→ Exercices proposés:
1/ Reproduisez le passage de l’extrait sur Luisa Carnés qui débute aux mots « Traduction de l’espagnol » et prend fin après « dans sa lecture. », en substituant « livre » à « roman ».
2/ Relevez tous les noms de personnes cités dans l’extrait sur Luisa Carnés.

→ Bloc de texte:

● ● ● ● ●

Traduction de l’espagnol par Michelle Ortuno – Éditions La contre allée

Après l’excellent recueil de nouvelles La femme à la valise, j’avais très envie de continuer à lire Luisa Carnés. Son roman Tea rooms, femmes ouvrières correspondant parfaitement à la thématique des mondes du travail proposée cette année par Ingannmic, je n’ai pas hésité longtemps avant de me lancer dans sa lecture.

● ● ● ● ●

→ Données:

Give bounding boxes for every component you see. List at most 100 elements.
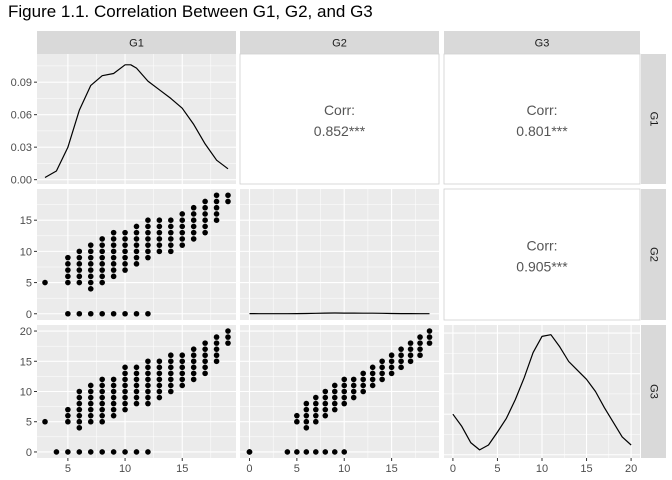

● ● ● ● ●

→ Réponses par exercice:
1/
Traduction de l’espagnol par Michelle Ortuno – Éditions La contre allée

Après l’excellent recueil de nouvelles La femme à la valise, j’avais très envie de continuer à lire Luisa Carnés. Son livre Tea rooms, femmes ouvrières correspondant parfaitement à la thématique des mondes du travail proposée cette année par Ingannmic, je n’ai pas hésité longtemps avant de me lancer dans sa lecture.

2/ Michelle Ortuno, Luisa Carnés, Ingannmic